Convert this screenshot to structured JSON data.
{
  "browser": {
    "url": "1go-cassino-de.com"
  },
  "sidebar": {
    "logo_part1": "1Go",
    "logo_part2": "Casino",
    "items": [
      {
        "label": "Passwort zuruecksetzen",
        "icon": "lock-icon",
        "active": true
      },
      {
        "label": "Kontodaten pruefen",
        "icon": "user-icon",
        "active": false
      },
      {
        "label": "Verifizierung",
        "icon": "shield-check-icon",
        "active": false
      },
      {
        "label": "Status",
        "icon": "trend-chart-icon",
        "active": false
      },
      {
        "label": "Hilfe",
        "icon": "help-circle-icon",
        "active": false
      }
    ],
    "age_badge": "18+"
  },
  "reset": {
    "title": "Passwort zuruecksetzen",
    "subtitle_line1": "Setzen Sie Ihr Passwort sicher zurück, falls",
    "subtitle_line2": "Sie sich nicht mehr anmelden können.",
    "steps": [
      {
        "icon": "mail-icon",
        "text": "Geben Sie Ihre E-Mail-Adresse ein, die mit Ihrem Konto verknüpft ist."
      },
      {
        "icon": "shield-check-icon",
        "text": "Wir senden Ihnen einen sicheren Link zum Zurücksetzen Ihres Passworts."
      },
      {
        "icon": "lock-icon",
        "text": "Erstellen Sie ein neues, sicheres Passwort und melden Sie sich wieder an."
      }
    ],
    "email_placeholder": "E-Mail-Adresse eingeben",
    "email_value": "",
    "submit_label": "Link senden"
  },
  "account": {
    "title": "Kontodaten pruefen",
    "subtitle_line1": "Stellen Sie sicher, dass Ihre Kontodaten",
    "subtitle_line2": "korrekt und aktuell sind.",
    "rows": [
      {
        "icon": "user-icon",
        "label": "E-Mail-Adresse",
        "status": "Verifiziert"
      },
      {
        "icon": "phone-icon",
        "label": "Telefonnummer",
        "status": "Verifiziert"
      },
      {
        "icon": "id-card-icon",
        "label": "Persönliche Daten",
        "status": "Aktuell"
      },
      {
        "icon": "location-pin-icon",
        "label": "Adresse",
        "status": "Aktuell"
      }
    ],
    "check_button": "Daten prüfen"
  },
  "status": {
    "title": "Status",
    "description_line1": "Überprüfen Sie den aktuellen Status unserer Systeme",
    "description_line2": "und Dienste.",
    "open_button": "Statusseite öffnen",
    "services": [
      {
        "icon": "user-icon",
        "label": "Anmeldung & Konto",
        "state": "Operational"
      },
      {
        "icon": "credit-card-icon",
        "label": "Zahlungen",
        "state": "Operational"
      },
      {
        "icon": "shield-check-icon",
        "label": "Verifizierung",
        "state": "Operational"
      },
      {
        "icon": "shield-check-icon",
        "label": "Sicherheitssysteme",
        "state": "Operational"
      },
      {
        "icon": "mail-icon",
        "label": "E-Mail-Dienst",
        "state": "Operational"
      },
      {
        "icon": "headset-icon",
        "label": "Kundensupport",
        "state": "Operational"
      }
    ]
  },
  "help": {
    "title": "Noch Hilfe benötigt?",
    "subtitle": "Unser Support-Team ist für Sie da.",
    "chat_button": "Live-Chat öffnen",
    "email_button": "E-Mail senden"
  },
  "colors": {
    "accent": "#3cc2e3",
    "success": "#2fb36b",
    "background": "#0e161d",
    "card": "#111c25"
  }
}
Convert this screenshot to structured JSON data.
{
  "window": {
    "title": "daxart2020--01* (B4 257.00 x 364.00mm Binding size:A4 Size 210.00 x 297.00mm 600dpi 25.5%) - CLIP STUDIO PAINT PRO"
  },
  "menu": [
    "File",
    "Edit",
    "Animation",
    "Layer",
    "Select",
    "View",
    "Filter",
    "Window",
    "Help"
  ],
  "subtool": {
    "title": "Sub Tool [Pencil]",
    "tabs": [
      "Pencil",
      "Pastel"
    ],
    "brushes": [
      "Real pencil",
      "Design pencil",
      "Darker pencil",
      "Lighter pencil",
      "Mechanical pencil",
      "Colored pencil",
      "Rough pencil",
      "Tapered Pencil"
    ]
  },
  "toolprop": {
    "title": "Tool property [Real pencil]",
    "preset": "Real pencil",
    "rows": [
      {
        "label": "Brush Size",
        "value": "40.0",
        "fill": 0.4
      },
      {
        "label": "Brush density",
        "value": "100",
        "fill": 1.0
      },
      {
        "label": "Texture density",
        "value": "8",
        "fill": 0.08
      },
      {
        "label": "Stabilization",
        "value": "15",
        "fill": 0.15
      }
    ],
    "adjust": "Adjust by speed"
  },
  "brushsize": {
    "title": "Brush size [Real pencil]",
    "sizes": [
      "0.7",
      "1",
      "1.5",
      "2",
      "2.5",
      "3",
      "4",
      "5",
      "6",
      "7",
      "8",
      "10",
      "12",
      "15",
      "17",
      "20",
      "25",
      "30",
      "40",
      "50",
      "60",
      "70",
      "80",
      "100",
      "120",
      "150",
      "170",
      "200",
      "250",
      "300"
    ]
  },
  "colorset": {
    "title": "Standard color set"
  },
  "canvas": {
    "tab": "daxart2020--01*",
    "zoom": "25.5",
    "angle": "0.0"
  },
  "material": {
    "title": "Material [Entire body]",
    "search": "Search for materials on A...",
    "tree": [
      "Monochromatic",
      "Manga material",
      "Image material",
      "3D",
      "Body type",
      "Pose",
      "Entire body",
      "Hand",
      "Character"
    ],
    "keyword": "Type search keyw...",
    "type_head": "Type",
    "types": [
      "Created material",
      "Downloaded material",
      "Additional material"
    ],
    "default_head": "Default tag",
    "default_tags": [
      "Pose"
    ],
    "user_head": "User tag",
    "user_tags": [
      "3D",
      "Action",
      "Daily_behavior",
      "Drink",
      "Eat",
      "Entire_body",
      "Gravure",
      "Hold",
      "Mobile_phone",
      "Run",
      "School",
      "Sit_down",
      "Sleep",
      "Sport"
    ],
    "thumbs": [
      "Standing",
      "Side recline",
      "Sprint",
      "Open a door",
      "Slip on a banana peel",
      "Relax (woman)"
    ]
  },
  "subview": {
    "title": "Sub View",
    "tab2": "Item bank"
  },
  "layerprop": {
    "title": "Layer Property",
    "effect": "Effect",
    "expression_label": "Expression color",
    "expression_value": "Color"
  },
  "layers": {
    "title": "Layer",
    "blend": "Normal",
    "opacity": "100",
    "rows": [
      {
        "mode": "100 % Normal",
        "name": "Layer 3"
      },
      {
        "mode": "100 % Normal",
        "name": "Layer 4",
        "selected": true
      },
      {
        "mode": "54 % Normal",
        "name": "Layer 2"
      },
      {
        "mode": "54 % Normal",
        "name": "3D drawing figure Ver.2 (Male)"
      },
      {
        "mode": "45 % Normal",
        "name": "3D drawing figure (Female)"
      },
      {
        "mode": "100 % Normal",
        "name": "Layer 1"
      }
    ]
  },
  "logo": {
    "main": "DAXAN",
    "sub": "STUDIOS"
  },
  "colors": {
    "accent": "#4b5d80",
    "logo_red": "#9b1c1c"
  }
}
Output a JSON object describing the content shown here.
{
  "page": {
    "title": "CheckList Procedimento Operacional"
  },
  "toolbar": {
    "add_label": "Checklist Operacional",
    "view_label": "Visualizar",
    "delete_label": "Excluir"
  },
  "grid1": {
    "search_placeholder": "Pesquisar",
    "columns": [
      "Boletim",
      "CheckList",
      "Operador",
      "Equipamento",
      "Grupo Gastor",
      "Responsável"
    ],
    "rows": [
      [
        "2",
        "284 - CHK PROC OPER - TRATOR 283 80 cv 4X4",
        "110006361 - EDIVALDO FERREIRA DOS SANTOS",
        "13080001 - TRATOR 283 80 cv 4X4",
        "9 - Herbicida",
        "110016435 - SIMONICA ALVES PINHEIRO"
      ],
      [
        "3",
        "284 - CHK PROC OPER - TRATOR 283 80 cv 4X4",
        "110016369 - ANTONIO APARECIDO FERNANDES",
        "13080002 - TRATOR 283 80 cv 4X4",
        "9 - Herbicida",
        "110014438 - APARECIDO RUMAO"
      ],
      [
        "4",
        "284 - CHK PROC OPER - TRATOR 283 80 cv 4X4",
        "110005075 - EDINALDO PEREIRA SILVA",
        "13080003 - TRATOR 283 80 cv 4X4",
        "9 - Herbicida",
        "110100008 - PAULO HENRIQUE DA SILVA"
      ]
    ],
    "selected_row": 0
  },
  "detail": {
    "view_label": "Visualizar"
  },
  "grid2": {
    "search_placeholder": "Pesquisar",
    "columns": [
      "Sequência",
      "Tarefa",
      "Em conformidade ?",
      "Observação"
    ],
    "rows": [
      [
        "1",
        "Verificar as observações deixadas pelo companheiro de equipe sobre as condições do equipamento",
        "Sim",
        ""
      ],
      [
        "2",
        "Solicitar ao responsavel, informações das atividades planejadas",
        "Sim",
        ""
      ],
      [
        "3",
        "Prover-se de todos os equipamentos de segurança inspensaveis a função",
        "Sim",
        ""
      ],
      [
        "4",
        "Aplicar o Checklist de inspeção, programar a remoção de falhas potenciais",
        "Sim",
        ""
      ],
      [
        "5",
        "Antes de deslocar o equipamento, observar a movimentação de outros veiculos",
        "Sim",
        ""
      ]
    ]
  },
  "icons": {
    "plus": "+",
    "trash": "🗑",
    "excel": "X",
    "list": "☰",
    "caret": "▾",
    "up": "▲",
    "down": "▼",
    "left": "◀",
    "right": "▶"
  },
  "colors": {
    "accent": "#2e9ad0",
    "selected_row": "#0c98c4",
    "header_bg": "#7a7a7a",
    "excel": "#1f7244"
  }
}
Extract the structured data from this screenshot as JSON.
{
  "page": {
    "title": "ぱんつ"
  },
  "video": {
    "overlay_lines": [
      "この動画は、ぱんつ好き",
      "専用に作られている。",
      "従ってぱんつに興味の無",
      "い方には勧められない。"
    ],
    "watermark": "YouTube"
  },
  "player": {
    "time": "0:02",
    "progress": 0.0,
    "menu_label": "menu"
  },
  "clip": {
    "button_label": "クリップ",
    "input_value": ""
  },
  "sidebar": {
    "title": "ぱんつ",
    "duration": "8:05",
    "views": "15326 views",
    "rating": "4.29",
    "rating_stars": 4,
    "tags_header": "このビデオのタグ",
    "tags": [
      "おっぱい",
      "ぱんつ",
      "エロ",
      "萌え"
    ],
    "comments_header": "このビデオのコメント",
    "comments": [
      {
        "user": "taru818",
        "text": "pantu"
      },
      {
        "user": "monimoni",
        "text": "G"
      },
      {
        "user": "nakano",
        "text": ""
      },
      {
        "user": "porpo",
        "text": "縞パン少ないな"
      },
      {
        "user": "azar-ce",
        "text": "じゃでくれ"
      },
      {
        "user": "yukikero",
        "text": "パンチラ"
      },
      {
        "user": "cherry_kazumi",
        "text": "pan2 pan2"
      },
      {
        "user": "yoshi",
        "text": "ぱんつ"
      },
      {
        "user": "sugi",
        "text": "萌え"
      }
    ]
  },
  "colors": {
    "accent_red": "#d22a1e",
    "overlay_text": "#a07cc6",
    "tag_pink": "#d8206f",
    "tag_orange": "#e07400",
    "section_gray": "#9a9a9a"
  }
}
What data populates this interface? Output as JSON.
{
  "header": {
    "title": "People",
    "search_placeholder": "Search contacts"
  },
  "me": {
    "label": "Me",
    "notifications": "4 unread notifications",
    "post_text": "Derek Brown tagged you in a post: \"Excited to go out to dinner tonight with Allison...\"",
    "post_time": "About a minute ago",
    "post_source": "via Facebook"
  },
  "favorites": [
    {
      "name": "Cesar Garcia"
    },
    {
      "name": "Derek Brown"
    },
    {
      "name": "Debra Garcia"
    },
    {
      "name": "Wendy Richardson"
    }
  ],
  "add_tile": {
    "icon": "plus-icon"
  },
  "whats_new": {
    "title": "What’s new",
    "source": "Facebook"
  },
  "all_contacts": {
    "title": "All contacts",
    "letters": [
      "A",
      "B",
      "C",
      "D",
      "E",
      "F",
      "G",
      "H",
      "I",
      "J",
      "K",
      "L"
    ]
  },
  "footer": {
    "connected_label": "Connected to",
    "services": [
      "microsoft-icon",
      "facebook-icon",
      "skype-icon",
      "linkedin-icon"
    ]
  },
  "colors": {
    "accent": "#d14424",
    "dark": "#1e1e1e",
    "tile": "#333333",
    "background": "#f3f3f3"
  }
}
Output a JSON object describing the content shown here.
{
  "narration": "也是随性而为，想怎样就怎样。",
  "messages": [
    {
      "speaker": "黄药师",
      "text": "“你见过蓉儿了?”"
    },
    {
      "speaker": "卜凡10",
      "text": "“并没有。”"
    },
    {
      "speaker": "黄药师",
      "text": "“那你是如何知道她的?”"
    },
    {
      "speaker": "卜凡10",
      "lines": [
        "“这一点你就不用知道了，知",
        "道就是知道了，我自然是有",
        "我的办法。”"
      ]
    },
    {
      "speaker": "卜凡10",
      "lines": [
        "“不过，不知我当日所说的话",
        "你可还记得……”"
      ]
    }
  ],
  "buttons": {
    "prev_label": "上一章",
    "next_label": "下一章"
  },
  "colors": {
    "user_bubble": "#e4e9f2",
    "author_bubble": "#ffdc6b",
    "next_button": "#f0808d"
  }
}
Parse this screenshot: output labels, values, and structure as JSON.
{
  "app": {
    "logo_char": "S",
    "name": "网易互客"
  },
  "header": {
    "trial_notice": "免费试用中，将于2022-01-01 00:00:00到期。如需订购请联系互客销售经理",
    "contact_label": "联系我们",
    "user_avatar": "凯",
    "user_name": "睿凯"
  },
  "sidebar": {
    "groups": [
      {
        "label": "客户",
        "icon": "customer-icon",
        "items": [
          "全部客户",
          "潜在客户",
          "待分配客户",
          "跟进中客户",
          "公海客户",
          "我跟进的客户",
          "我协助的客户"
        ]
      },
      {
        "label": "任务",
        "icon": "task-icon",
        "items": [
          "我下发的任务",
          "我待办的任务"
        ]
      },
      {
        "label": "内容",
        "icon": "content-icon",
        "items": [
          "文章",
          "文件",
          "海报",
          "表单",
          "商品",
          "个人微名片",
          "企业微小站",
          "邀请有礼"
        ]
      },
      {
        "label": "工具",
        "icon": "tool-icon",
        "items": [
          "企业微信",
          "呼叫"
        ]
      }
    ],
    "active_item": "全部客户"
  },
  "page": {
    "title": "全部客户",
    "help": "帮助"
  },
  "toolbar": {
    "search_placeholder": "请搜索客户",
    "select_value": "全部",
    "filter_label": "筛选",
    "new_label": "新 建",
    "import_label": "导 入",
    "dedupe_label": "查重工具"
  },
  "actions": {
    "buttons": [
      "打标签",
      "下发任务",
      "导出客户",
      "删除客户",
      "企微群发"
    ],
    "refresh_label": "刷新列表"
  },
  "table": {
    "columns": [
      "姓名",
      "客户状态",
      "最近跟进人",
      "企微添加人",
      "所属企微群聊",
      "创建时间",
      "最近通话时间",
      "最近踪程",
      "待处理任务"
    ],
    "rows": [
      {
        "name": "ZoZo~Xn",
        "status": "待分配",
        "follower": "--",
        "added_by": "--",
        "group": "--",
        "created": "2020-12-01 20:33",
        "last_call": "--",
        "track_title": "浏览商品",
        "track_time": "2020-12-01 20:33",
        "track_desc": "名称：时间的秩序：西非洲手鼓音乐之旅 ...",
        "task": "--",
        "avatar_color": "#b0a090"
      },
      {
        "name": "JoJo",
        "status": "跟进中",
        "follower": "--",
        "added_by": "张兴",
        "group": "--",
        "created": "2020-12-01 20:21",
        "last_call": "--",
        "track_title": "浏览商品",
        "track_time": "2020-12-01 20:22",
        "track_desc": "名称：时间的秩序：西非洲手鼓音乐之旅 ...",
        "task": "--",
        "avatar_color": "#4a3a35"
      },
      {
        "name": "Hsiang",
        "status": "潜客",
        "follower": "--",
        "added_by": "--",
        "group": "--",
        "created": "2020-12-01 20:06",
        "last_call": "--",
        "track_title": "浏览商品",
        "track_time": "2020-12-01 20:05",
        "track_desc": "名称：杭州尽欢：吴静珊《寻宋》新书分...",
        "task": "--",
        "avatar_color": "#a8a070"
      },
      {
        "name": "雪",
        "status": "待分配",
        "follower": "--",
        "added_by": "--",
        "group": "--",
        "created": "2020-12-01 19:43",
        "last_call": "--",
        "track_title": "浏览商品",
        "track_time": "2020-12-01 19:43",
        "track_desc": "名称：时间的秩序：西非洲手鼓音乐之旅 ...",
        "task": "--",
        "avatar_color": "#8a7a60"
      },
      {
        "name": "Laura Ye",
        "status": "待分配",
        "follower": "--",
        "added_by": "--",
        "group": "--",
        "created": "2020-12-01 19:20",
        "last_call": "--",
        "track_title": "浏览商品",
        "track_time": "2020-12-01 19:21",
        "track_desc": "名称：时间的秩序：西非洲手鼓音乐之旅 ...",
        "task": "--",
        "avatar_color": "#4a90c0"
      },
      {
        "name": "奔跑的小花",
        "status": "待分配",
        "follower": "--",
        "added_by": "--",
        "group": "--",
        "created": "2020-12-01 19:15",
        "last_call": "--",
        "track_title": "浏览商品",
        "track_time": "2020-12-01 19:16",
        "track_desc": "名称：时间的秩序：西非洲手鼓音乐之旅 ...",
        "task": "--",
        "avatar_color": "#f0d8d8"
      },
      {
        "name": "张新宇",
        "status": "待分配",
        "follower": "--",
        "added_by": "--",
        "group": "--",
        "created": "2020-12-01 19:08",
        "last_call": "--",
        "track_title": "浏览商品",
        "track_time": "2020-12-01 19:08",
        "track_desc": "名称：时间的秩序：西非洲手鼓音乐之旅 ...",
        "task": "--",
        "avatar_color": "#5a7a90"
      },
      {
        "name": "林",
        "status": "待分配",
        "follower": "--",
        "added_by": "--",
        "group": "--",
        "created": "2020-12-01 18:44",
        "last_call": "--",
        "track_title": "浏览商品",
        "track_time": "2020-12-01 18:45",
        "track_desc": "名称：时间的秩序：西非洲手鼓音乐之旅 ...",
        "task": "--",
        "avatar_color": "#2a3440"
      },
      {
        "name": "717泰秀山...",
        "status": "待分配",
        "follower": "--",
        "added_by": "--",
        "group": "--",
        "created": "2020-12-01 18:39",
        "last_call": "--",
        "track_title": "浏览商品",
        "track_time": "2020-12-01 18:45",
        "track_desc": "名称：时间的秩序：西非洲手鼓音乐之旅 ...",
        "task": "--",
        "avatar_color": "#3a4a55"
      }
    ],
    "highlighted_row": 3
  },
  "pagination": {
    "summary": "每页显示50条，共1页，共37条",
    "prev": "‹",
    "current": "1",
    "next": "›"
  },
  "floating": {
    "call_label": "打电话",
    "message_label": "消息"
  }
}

◆ ◆ ◆ ◆

**EXERCISE TASK:** Copy each line of the preceding data that contains the string "öffnen".

**EXERCISE OUTPUT:**
    "open_button": "Statusseite öffnen",
    "chat_button": "Live-Chat öffnen",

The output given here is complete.